* [Data supplied]:
-*-
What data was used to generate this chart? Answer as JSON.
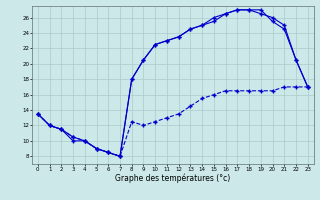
{
  "xlabel": "Graphe des températures (°c)",
  "ylabel": "",
  "xlim": [
    -0.5,
    23.5
  ],
  "ylim": [
    7,
    27.5
  ],
  "yticks": [
    8,
    10,
    12,
    14,
    16,
    18,
    20,
    22,
    24,
    26
  ],
  "xticks": [
    0,
    1,
    2,
    3,
    4,
    5,
    6,
    7,
    8,
    9,
    10,
    11,
    12,
    13,
    14,
    15,
    16,
    17,
    18,
    19,
    20,
    21,
    22,
    23
  ],
  "bg_color": "#cce8e8",
  "line_color": "#0000cc",
  "grid_color": "#aacccc",
  "line1_x": [
    0,
    1,
    2,
    3,
    4,
    5,
    6,
    7,
    8,
    9,
    10,
    11,
    12,
    13,
    14,
    15,
    16,
    17,
    18,
    19,
    20,
    21,
    22,
    23
  ],
  "line1_y": [
    13.5,
    12.0,
    11.5,
    10.5,
    10.0,
    9.0,
    8.5,
    8.0,
    12.5,
    12.0,
    12.5,
    13.0,
    13.5,
    14.5,
    15.5,
    16.0,
    16.5,
    16.5,
    16.5,
    16.5,
    16.5,
    17.0,
    17.0,
    17.0
  ],
  "line2_x": [
    0,
    1,
    2,
    3,
    4,
    5,
    6,
    7,
    8,
    9,
    10,
    11,
    12,
    13,
    14,
    15,
    16,
    17,
    18,
    19,
    20,
    21,
    22,
    23
  ],
  "line2_y": [
    13.5,
    12.0,
    11.5,
    10.0,
    10.0,
    9.0,
    8.5,
    8.0,
    18.0,
    20.5,
    22.5,
    23.0,
    23.5,
    24.5,
    25.0,
    26.0,
    26.5,
    27.0,
    27.0,
    26.5,
    26.0,
    25.0,
    20.5,
    17.0
  ],
  "line3_x": [
    0,
    1,
    2,
    3,
    4,
    5,
    6,
    7,
    8,
    9,
    10,
    11,
    12,
    13,
    14,
    15,
    16,
    17,
    18,
    19,
    20,
    21,
    22,
    23
  ],
  "line3_y": [
    13.5,
    12.0,
    11.5,
    10.5,
    10.0,
    9.0,
    8.5,
    8.0,
    18.0,
    20.5,
    22.5,
    23.0,
    23.5,
    24.5,
    25.0,
    25.5,
    26.5,
    27.0,
    27.0,
    27.0,
    25.5,
    24.5,
    20.5,
    17.0
  ],
  "marker": "+",
  "markersize": 3,
  "linewidth": 0.8,
  "tick_fontsize": 4.0,
  "xlabel_fontsize": 5.5
}
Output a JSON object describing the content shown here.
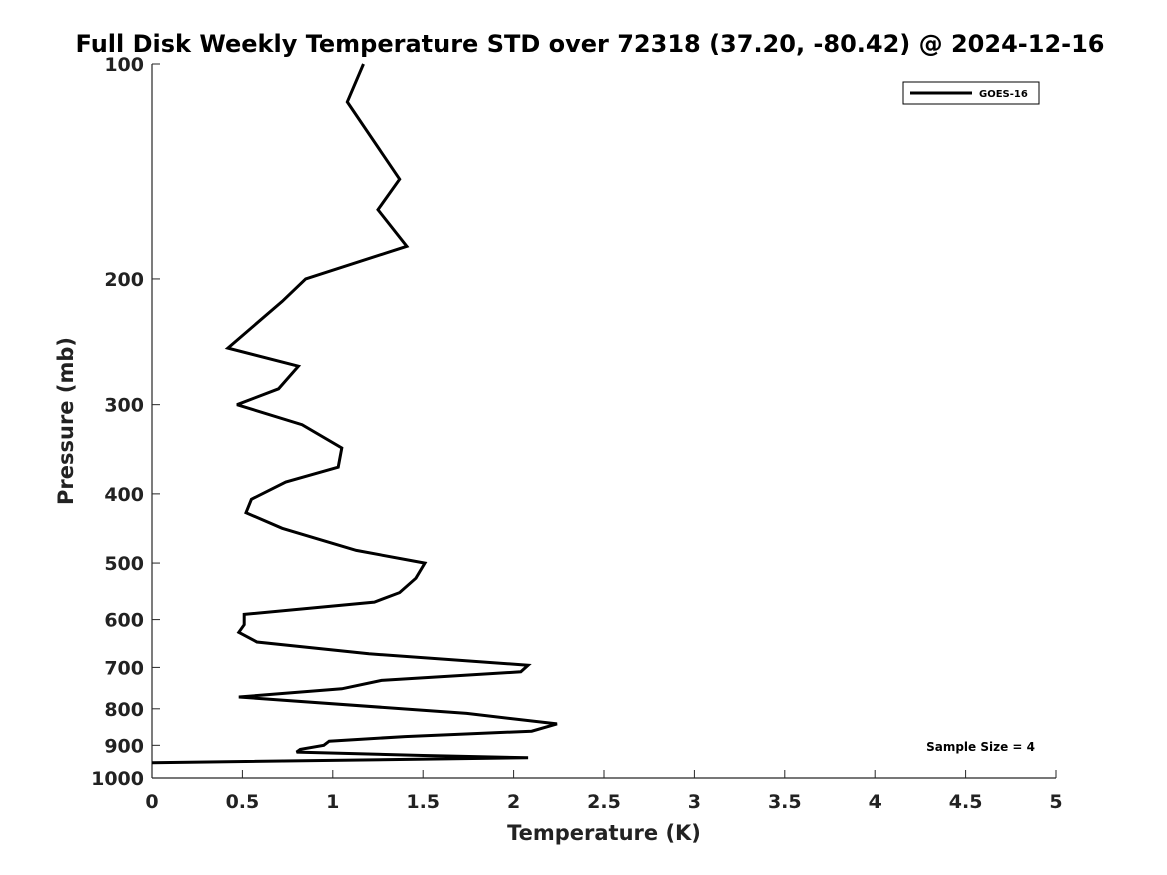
{
  "chart_data": {
    "type": "line",
    "title": "Full Disk Weekly Temperature STD over 72318 (37.20, -80.42) @ 2024-12-16",
    "xlabel": "Temperature (K)",
    "ylabel": "Pressure (mb)",
    "xlim": [
      0,
      5
    ],
    "ylim": [
      1000,
      100
    ],
    "y_scale": "log",
    "y_reversed": true,
    "x_ticks": [
      "0",
      "0.5",
      "1",
      "1.5",
      "2",
      "2.5",
      "3",
      "3.5",
      "4",
      "4.5",
      "5"
    ],
    "y_ticks": [
      "100",
      "200",
      "300",
      "400",
      "500",
      "600",
      "700",
      "800",
      "900",
      "1000"
    ],
    "grid": false,
    "legend_position": "top-right",
    "annotation": "Sample Size = 4",
    "series": [
      {
        "name": "GOES-16",
        "color": "#000000",
        "x": [
          1.17,
          1.08,
          1.37,
          1.25,
          1.41,
          0.85,
          0.72,
          0.42,
          0.81,
          0.7,
          0.47,
          0.83,
          1.05,
          1.03,
          0.74,
          0.55,
          0.52,
          0.72,
          1.13,
          1.51,
          1.46,
          1.37,
          1.23,
          0.51,
          0.51,
          0.48,
          0.58,
          1.2,
          2.08,
          2.04,
          1.27,
          1.05,
          0.48,
          1.74,
          2.24,
          2.1,
          1.4,
          0.98,
          0.95,
          0.82,
          0.8,
          1.5,
          2.08,
          0.0
        ],
        "y": [
          100,
          113,
          145,
          160,
          180,
          200,
          215,
          250,
          265,
          285,
          300,
          320,
          345,
          367,
          385,
          407,
          425,
          447,
          480,
          500,
          525,
          550,
          567,
          590,
          610,
          625,
          645,
          670,
          695,
          710,
          730,
          750,
          770,
          812,
          840,
          860,
          875,
          888,
          900,
          912,
          920,
          930,
          937,
          952
        ]
      }
    ]
  }
}
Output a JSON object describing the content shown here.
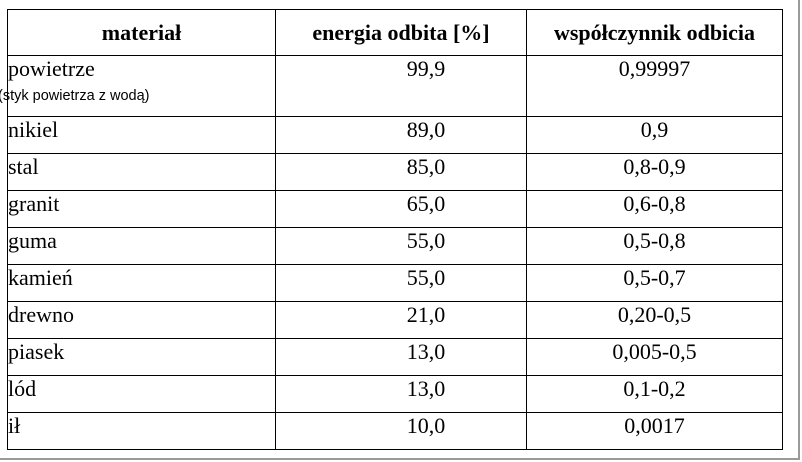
{
  "table": {
    "headers": [
      "materiał",
      "energia odbita [%]",
      "współczynnik odbicia"
    ],
    "rows": [
      {
        "material": "powietrze",
        "note": "(styk powietrza z wodą)",
        "energy": "99,9",
        "coefficient": "0,99997"
      },
      {
        "material": "nikiel",
        "energy": "89,0",
        "coefficient": "0,9"
      },
      {
        "material": "stal",
        "energy": "85,0",
        "coefficient": "0,8-0,9"
      },
      {
        "material": "granit",
        "energy": "65,0",
        "coefficient": "0,6-0,8"
      },
      {
        "material": "guma",
        "energy": "55,0",
        "coefficient": "0,5-0,8"
      },
      {
        "material": "kamień",
        "energy": "55,0",
        "coefficient": "0,5-0,7"
      },
      {
        "material": "drewno",
        "energy": "21,0",
        "coefficient": "0,20-0,5"
      },
      {
        "material": "piasek",
        "energy": "13,0",
        "coefficient": "0,005-0,5"
      },
      {
        "material": "lód",
        "energy": "13,0",
        "coefficient": "0,1-0,2"
      },
      {
        "material": "ił",
        "energy": "10,0",
        "coefficient": "0,0017"
      }
    ]
  }
}
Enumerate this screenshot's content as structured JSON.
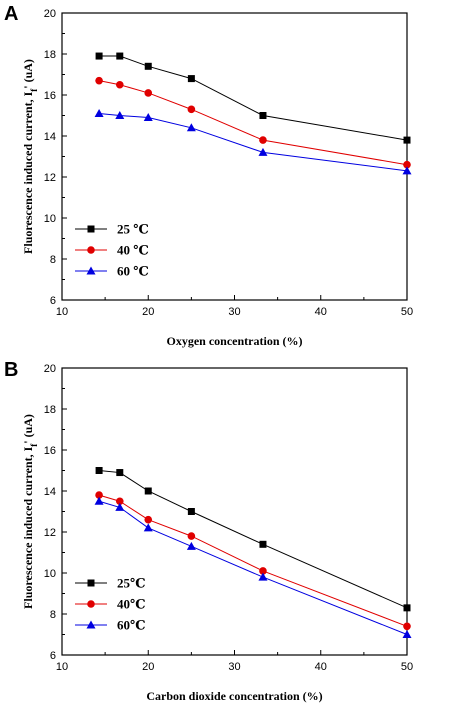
{
  "chart_data": [
    {
      "panel_label": "A",
      "type": "line",
      "xlabel": "Oxygen concentration  (%)",
      "ylabel_main": "Fluorescence induced current, I",
      "ylabel_sub": "f",
      "ylabel_end": "' (uA)",
      "xlim": [
        10,
        50
      ],
      "ylim": [
        6,
        20
      ],
      "xticks": [
        "10",
        "20",
        "30",
        "40",
        "50"
      ],
      "yticks": [
        "6",
        "8",
        "10",
        "12",
        "14",
        "16",
        "18",
        "20"
      ],
      "x": [
        14.3,
        16.7,
        20,
        25,
        33.3,
        50
      ],
      "grid": false,
      "legend_position": "lower-left",
      "series": [
        {
          "name": "25 ℃",
          "marker": "square",
          "color": "#000000",
          "values": [
            17.9,
            17.9,
            17.4,
            16.8,
            15.0,
            13.8
          ]
        },
        {
          "name": "40 ℃",
          "marker": "circle",
          "color": "#e00000",
          "values": [
            16.7,
            16.5,
            16.1,
            15.3,
            13.8,
            12.6
          ]
        },
        {
          "name": "60 ℃",
          "marker": "triangle",
          "color": "#0000e0",
          "values": [
            15.1,
            15.0,
            14.9,
            14.4,
            13.2,
            12.3
          ]
        }
      ]
    },
    {
      "panel_label": "B",
      "type": "line",
      "xlabel": "Carbon dioxide concentration  (%)",
      "ylabel_main": "Fluorescence induced current, I",
      "ylabel_sub": "f",
      "ylabel_end": "' (uA)",
      "xlim": [
        10,
        50
      ],
      "ylim": [
        6,
        20
      ],
      "xticks": [
        "10",
        "20",
        "30",
        "40",
        "50"
      ],
      "yticks": [
        "6",
        "8",
        "10",
        "12",
        "14",
        "16",
        "18",
        "20"
      ],
      "x": [
        14.3,
        16.7,
        20,
        25,
        33.3,
        50
      ],
      "grid": false,
      "legend_position": "lower-left",
      "series": [
        {
          "name": "25℃",
          "marker": "square",
          "color": "#000000",
          "values": [
            15.0,
            14.9,
            14.0,
            13.0,
            11.4,
            8.3
          ]
        },
        {
          "name": "40℃",
          "marker": "circle",
          "color": "#e00000",
          "values": [
            13.8,
            13.5,
            12.6,
            11.8,
            10.1,
            7.4
          ]
        },
        {
          "name": "60℃",
          "marker": "triangle",
          "color": "#0000e0",
          "values": [
            13.5,
            13.2,
            12.2,
            11.3,
            9.8,
            7.0
          ]
        }
      ]
    }
  ]
}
-*-
* [Task statement]: From the data above, copy each line that holds "energy".

* [Solution below]:
        "energy": "99,9",
        "energy": "89,0",
        "energy": "85,0",
        "energy": "65,0",
        "energy": "55,0",
        "energy": "55,0",
        "energy": "21,0",
        "energy": "13,0",
        "energy": "13,0",
        "energy": "10,0",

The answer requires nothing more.